● EXTRACTED MATERIAL

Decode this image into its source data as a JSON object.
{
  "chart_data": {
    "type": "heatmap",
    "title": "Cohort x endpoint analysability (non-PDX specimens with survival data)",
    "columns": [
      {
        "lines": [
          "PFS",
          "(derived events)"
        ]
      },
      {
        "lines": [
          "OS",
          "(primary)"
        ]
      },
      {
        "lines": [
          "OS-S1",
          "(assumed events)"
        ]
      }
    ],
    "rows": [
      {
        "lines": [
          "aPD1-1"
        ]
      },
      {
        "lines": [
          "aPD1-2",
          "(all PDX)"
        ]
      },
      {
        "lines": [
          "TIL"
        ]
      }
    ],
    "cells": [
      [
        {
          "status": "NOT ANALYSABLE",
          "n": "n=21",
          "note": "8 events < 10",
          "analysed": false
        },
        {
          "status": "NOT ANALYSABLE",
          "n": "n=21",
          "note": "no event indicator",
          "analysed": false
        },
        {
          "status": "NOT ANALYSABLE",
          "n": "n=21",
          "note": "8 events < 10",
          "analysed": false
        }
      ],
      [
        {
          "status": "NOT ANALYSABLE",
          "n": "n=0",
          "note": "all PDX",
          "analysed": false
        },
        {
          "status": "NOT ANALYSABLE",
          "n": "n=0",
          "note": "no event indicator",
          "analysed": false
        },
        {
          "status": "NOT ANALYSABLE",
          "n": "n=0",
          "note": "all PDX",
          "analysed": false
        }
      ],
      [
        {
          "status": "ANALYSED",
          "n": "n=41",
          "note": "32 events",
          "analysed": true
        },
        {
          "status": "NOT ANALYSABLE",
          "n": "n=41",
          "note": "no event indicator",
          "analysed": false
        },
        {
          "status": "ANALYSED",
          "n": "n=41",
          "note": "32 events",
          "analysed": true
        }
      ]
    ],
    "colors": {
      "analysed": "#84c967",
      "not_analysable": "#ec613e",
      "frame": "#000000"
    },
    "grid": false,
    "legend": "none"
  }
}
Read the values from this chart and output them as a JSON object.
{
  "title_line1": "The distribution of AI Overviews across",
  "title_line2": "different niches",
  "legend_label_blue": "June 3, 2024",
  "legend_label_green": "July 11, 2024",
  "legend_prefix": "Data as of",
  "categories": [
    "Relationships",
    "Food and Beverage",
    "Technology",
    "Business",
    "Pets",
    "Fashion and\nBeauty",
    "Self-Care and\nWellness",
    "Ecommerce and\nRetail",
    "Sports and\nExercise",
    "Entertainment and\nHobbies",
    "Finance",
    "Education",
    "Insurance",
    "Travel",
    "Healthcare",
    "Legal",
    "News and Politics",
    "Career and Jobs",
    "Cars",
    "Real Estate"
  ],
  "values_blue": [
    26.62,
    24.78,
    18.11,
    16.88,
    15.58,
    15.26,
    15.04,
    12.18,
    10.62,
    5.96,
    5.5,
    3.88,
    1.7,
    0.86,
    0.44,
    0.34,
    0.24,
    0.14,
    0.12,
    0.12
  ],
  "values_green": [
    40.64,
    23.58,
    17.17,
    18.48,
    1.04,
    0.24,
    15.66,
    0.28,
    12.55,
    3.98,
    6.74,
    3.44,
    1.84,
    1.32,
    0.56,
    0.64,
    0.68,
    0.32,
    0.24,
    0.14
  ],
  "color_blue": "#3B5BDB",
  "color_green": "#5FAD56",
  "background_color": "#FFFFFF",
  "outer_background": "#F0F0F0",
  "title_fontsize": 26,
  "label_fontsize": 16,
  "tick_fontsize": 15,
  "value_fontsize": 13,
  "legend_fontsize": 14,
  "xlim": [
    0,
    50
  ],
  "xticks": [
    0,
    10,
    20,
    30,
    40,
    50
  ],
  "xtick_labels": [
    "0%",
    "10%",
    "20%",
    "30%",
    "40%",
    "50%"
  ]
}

● EXERCISE INSTRUCTIONS
Make an exact copy of the records.

● COMPLETED EXERCISE
Decode this image into its source data as a JSON object.
{
  "chart_data": {
    "type": "heatmap",
    "title": "Cohort x endpoint analysability (non-PDX specimens with survival data)",
    "columns": [
      {
        "lines": [
          "PFS",
          "(derived events)"
        ]
      },
      {
        "lines": [
          "OS",
          "(primary)"
        ]
      },
      {
        "lines": [
          "OS-S1",
          "(assumed events)"
        ]
      }
    ],
    "rows": [
      {
        "lines": [
          "aPD1-1"
        ]
      },
      {
        "lines": [
          "aPD1-2",
          "(all PDX)"
        ]
      },
      {
        "lines": [
          "TIL"
        ]
      }
    ],
    "cells": [
      [
        {
          "status": "NOT ANALYSABLE",
          "n": "n=21",
          "note": "8 events < 10",
          "analysed": false
        },
        {
          "status": "NOT ANALYSABLE",
          "n": "n=21",
          "note": "no event indicator",
          "analysed": false
        },
        {
          "status": "NOT ANALYSABLE",
          "n": "n=21",
          "note": "8 events < 10",
          "analysed": false
        }
      ],
      [
        {
          "status": "NOT ANALYSABLE",
          "n": "n=0",
          "note": "all PDX",
          "analysed": false
        },
        {
          "status": "NOT ANALYSABLE",
          "n": "n=0",
          "note": "no event indicator",
          "analysed": false
        },
        {
          "status": "NOT ANALYSABLE",
          "n": "n=0",
          "note": "all PDX",
          "analysed": false
        }
      ],
      [
        {
          "status": "ANALYSED",
          "n": "n=41",
          "note": "32 events",
          "analysed": true
        },
        {
          "status": "NOT ANALYSABLE",
          "n": "n=41",
          "note": "no event indicator",
          "analysed": false
        },
        {
          "status": "ANALYSED",
          "n": "n=41",
          "note": "32 events",
          "analysed": true
        }
      ]
    ],
    "colors": {
      "analysed": "#84c967",
      "not_analysable": "#ec613e",
      "frame": "#000000"
    },
    "grid": false,
    "legend": "none"
  }
}
Read the values from this chart and output them as a JSON object.
{
  "title_line1": "The distribution of AI Overviews across",
  "title_line2": "different niches",
  "legend_label_blue": "June 3, 2024",
  "legend_label_green": "July 11, 2024",
  "legend_prefix": "Data as of",
  "categories": [
    "Relationships",
    "Food and Beverage",
    "Technology",
    "Business",
    "Pets",
    "Fashion and\nBeauty",
    "Self-Care and\nWellness",
    "Ecommerce and\nRetail",
    "Sports and\nExercise",
    "Entertainment and\nHobbies",
    "Finance",
    "Education",
    "Insurance",
    "Travel",
    "Healthcare",
    "Legal",
    "News and Politics",
    "Career and Jobs",
    "Cars",
    "Real Estate"
  ],
  "values_blue": [
    26.62,
    24.78,
    18.11,
    16.88,
    15.58,
    15.26,
    15.04,
    12.18,
    10.62,
    5.96,
    5.5,
    3.88,
    1.7,
    0.86,
    0.44,
    0.34,
    0.24,
    0.14,
    0.12,
    0.12
  ],
  "values_green": [
    40.64,
    23.58,
    17.17,
    18.48,
    1.04,
    0.24,
    15.66,
    0.28,
    12.55,
    3.98,
    6.74,
    3.44,
    1.84,
    1.32,
    0.56,
    0.64,
    0.68,
    0.32,
    0.24,
    0.14
  ],
  "color_blue": "#3B5BDB",
  "color_green": "#5FAD56",
  "background_color": "#FFFFFF",
  "outer_background": "#F0F0F0",
  "title_fontsize": 26,
  "label_fontsize": 16,
  "tick_fontsize": 15,
  "value_fontsize": 13,
  "legend_fontsize": 14,
  "xlim": [
    0,
    50
  ],
  "xticks": [
    0,
    10,
    20,
    30,
    40,
    50
  ],
  "xtick_labels": [
    "0%",
    "10%",
    "20%",
    "30%",
    "40%",
    "50%"
  ]
}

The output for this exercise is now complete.